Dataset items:

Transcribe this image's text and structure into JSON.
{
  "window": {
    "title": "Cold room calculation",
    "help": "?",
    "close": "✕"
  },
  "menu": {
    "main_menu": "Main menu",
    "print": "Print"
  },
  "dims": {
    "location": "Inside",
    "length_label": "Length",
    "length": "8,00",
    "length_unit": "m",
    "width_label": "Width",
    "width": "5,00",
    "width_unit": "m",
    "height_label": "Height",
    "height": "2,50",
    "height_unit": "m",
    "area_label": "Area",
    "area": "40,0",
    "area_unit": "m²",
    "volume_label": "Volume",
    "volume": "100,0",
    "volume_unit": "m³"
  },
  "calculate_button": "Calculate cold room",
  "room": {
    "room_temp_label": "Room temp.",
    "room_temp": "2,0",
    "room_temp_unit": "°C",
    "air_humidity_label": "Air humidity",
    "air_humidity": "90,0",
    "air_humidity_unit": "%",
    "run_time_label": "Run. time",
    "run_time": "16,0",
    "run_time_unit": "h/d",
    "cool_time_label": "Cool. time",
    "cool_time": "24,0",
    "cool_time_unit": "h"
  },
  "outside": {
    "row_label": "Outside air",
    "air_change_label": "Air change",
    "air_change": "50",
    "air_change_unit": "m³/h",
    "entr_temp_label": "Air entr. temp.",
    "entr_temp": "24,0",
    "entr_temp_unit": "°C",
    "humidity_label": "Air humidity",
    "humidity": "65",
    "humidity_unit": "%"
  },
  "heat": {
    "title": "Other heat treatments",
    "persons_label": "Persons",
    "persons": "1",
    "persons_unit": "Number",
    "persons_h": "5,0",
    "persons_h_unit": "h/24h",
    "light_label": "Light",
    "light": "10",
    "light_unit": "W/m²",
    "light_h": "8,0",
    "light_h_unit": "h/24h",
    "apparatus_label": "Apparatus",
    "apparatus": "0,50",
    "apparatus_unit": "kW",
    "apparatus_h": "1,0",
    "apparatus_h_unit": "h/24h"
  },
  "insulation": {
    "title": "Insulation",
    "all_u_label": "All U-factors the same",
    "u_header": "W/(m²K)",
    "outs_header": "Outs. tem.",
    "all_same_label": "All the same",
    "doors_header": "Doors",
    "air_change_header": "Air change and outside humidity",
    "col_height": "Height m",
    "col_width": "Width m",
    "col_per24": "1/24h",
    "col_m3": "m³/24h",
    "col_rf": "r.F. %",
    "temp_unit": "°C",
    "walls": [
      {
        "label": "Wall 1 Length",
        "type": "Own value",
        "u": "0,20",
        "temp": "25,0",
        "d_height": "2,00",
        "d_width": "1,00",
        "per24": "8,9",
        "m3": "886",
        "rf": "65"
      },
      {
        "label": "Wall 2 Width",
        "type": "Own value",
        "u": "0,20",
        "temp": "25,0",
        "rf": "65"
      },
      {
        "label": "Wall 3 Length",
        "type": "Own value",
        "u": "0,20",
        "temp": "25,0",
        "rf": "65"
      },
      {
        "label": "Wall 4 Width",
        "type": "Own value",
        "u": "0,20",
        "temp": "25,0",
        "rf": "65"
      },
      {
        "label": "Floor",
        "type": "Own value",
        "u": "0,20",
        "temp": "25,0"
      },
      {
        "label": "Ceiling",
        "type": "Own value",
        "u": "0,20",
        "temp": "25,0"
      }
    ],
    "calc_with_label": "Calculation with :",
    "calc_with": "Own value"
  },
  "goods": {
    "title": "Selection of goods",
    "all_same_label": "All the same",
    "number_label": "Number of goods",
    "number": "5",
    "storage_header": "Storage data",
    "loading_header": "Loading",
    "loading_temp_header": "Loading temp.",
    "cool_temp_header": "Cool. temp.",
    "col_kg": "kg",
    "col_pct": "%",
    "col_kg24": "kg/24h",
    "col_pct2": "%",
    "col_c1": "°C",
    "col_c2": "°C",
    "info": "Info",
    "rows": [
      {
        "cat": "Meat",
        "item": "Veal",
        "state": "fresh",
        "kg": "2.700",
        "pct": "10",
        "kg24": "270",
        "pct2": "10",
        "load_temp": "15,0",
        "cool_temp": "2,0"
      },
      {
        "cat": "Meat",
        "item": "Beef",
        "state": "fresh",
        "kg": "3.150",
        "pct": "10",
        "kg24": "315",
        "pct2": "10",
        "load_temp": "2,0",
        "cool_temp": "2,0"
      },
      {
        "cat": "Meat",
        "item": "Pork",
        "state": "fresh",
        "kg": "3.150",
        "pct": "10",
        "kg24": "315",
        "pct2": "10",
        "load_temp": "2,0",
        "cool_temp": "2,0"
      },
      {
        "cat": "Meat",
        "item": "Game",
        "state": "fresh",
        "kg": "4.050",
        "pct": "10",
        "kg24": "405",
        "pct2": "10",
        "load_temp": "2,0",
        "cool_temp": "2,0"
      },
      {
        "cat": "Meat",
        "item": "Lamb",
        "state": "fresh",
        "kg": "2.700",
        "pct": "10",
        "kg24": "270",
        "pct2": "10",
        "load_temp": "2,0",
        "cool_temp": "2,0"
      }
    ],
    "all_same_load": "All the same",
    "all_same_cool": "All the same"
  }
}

Objective:
The answer must consist solely of the number of lines in the entries that contain the word "title".

Written response:
4